■ Given problem:
From the listing below, pull out the lines that hold "Item".

Extracted data entries:
- - - - - - -

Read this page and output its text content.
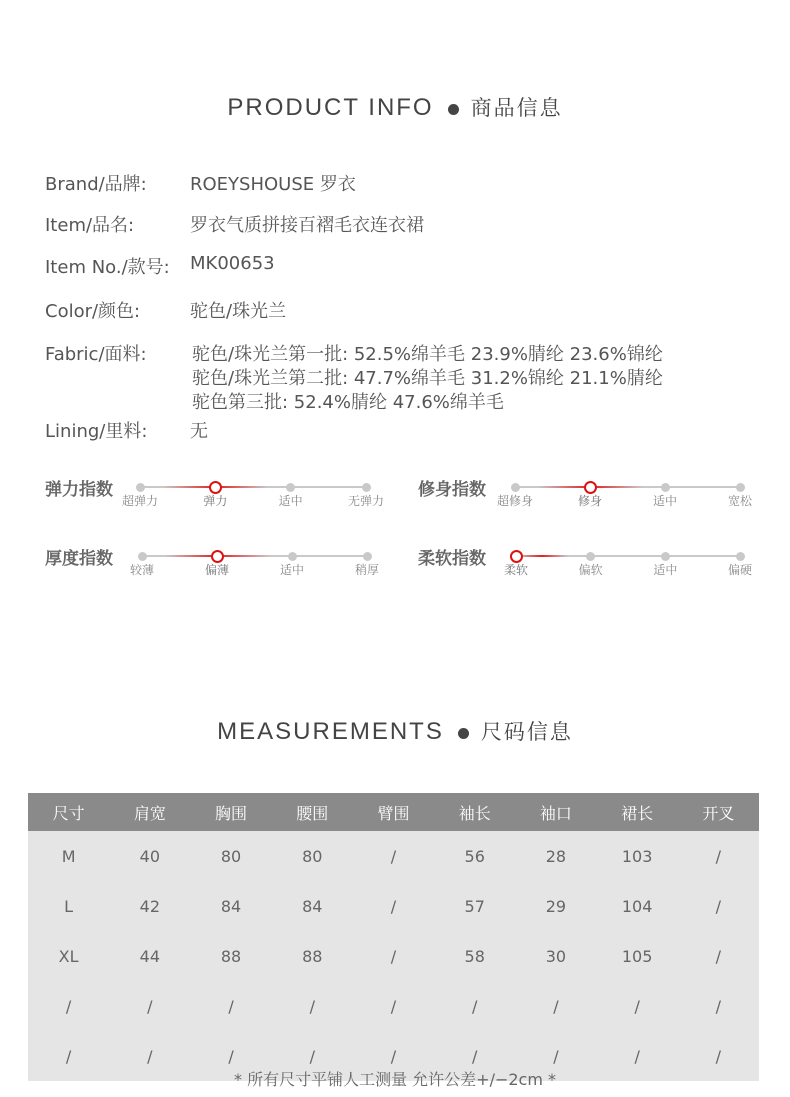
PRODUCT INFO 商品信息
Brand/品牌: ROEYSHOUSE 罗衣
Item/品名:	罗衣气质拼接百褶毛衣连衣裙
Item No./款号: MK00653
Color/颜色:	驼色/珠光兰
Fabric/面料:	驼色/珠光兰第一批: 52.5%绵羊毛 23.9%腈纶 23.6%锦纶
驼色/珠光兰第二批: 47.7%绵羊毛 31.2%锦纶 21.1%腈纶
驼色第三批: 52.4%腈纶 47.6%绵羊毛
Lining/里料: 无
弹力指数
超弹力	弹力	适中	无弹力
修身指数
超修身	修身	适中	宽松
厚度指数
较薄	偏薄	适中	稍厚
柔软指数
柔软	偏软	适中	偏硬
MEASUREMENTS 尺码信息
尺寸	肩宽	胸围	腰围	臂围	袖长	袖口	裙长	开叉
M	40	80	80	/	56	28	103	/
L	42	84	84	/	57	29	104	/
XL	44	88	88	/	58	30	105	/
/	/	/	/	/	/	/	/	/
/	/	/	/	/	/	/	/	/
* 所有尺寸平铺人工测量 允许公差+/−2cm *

- - - - - - -

■ Task output:
Item/品名:	罗衣气质拼接百褶毛衣连衣裙
Item No./款号: MK00653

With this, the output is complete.